▸ Task to carry out
Please turn all of the data below into a numbered list with one line per item, leaving out any blank lines.

§ §

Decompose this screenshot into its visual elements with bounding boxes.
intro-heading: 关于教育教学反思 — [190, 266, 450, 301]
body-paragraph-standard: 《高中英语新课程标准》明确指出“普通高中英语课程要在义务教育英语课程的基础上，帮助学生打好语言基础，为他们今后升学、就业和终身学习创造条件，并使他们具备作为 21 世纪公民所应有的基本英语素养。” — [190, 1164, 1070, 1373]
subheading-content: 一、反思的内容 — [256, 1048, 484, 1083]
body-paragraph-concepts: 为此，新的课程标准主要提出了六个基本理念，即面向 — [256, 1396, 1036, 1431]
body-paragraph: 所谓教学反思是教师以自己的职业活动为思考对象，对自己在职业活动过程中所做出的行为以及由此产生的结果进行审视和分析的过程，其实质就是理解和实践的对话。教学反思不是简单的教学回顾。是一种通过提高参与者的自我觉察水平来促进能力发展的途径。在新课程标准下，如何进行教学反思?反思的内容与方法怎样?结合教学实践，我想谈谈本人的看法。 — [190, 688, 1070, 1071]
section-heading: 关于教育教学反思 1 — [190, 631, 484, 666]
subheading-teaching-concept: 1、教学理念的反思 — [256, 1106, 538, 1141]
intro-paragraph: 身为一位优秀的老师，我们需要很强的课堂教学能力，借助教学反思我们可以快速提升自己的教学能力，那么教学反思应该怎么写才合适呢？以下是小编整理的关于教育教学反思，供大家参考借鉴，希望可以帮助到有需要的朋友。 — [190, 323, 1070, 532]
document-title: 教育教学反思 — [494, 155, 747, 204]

§ §

▸ Task answer
1. Decompose this screenshot into its visual elements with bounding boxes.
2. intro-heading: 关于教育教学反思 — [190, 266, 450, 301]
3. body-paragraph-standard: 《高中英语新课程标准》明确指出“普通高中英语课程要在义务教育英语课程的基础上，帮助学生打好语言基础，为他们今后升学、就业和终身学习创造条件，并使他们具备作为 21 世纪公民所应有的基本英语素养。” — [190, 1164, 1070, 1373]
4. subheading-content: 一、反思的内容 — [256, 1048, 484, 1083]
5. body-paragraph-concepts: 为此，新的课程标准主要提出了六个基本理念，即面向 — [256, 1396, 1036, 1431]
6. body-paragraph: 所谓教学反思是教师以自己的职业活动为思考对象，对自己在职业活动过程中所做出的行为以及由此产生的结果进行审视和分析的过程，其实质就是理解和实践的对话。教学反思不是简单的教学回顾。是一种通过提高参与者的自我觉察水平来促进能力发展的途径。在新课程标准下，如何进行教学反思?反思的内容与方法怎样?结合教学实践，我想谈谈本人的看法。 — [190, 688, 1070, 1071]
7. section-heading: 关于教育教学反思 1 — [190, 631, 484, 666]
8. subheading-teaching-concept: 1、教学理念的反思 — [256, 1106, 538, 1141]
9. intro-paragraph: 身为一位优秀的老师，我们需要很强的课堂教学能力，借助教学反思我们可以快速提升自己的教学能力，那么教学反思应该怎么写才合适呢？以下是小编整理的关于教育教学反思，供大家参考借鉴，希望可以帮助到有需要的朋友。 — [190, 323, 1070, 532]
10. document-title: 教育教学反思 — [494, 155, 747, 204]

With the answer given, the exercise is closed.